• Text excerpt:
········

College Board Says There Will Be A Digital SAT This Fall if Schools Don’t Reopen

PEMBROKE PINES, FL - MARCH 06: Suzane Nazir uses a Princeton Review SAT Preparation book to study for the test on March 6, 2014 in Pembroke Pines, Florida. Yesterday, the College Board announced the second redesign of the SAT this century, it is scheduled to take effect in early 2016. (Photo by Joe Raedle/Getty Images)

By Christina Maxouris – (CNN)With health officials still unsure how long the coronavirus pandemic will persist in the US, students across the country have received little insight on when they’ll be back in class.

If schools haven’t reopened by the fall, students will be able to take the SAT from home, the not-for-profit that administers the test said Wednesday.
The news follows an earlier announcement by the organization that said Advanced Placement (AP) exams would also be taken digitally by students this spring.
“As with at-home AP Exams, the College Board would ensure that at-home SAT testing is simple; secure and fair; accessible to all; and valid for use in college admissions,” the organization said in a statement.

The College Board said that while this would be the first time SATs would be taken by students from home, it would not be the first time the test is administered digitally, adding it had already been done in several states and districts over the past year.
“Like the paper test, a digital, remote version of the SAT would measure what students are learning in school and what they need to know to be successful in college,” it said.
The digital, at-home test is one of three contingencies the College Board said it is planning to make tests available to students during the coronavirus pandemic.
If schools are open in the fall, the organization said it will offer in-school make up exams for tests that were canceled this spring. If it is safe to do so, the nonprofit also said it would begin offering the SAT again every month starting in August and through the end of 2020.

········

• Information given:
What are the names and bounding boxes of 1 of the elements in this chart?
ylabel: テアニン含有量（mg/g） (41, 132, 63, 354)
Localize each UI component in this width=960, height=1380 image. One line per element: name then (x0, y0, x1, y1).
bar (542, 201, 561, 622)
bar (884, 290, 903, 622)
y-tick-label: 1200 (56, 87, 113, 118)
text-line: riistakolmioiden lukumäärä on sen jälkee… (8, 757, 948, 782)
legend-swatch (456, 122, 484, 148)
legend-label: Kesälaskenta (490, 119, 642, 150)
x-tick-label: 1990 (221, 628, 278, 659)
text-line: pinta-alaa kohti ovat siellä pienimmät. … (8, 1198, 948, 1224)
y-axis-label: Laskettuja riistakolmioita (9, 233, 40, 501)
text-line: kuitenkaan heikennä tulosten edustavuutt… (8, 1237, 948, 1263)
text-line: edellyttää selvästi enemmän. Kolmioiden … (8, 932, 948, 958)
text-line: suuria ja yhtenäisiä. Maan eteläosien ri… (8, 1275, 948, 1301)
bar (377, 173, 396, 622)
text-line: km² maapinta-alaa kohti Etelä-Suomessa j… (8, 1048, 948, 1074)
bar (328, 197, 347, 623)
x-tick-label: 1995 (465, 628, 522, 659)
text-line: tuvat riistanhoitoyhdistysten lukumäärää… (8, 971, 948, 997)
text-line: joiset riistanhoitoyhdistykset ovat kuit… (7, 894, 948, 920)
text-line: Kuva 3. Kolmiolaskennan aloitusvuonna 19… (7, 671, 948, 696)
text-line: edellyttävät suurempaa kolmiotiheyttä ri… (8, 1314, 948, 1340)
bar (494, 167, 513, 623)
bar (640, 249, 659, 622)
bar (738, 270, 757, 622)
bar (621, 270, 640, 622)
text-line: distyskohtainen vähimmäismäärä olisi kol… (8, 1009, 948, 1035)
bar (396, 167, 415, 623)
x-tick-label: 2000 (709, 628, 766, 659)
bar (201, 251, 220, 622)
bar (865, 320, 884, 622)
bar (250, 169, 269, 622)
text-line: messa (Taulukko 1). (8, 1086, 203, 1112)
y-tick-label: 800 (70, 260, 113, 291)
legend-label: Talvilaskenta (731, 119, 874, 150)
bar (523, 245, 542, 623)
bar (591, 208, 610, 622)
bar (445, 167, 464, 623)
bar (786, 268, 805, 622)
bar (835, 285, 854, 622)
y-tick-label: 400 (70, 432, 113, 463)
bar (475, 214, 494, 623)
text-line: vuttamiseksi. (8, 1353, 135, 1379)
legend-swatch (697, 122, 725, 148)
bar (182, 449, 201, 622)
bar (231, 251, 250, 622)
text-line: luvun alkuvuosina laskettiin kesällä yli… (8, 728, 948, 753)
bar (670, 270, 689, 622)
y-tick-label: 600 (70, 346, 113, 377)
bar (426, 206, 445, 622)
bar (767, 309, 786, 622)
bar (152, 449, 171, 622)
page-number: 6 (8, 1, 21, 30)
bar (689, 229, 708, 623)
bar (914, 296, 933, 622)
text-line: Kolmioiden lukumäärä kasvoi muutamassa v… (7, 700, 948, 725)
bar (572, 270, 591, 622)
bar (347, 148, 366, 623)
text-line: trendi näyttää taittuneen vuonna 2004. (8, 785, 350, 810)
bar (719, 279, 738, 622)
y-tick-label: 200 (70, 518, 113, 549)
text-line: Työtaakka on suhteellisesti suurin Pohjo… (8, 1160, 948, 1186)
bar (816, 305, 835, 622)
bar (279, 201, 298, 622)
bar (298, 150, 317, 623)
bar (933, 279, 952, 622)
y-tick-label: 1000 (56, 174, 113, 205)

········

• Activity A: From the article on the College Board's SAT plans, copy the part that opens with the words "The College Board said that" and closes with "end of 2020.".
• Activity B: Continue the article on the College Board's SAT plans, starting after its last sentence.

• Final answer A:
The College Board said that while this would be the first time SATs would be taken by students from home, it would not be the first time the test is administered digitally, adding it had already been done in several states and districts over the past year.
“Like the paper test, a digital, remote version of the SAT would measure what students are learning in school and what they need to know to be successful in college,” it said.
The digital, at-home test is one of three contingencies the College Board said it is planning to make tests available to students during the coronavirus pandemic.
If schools are open in the fall, the organization said it will offer in-school make up exams for tests that were canceled this spring. If it is safe to do so, the nonprofit also said it would begin offering the SAT again every month starting in August and through the end of 2020.

• Final answer B:
The announcements come amidst a rapidly changing landscape in the college admissions process. Already, at least 51 colleges and universities have dropped the ACT/SAT requirements at least through the fall of 2021, the National Center for Fair and Open Testing reported.
Others have announced they’re making those tests optional for an even longer period. Tufts University said it was going test-optional for three years. Tulane University, the University of Washington, Northeastern University and others have said they’re making testing optional for fall 2021 or longer.
In its Wednesday announcement, the College Board said it “fully supports admissions officers at member colleges who have said the circumstances of the public health crisis will be taken into account when considering tests scores, grades, and extracurricular activities in the coming year.”
College Board CEO David Coleman said that while all students would normally have the ability to take the SAT, the pandemic has had different effects on different households.
“The families hit hardest are most often those with the fewest resources,” the College Board said, citing Coleman.
“Our commitment to students is to give them as many opportunities as we can to show their strengths to admissions officers, while relying on the guidance of public health officials,” Coleman said in a statement.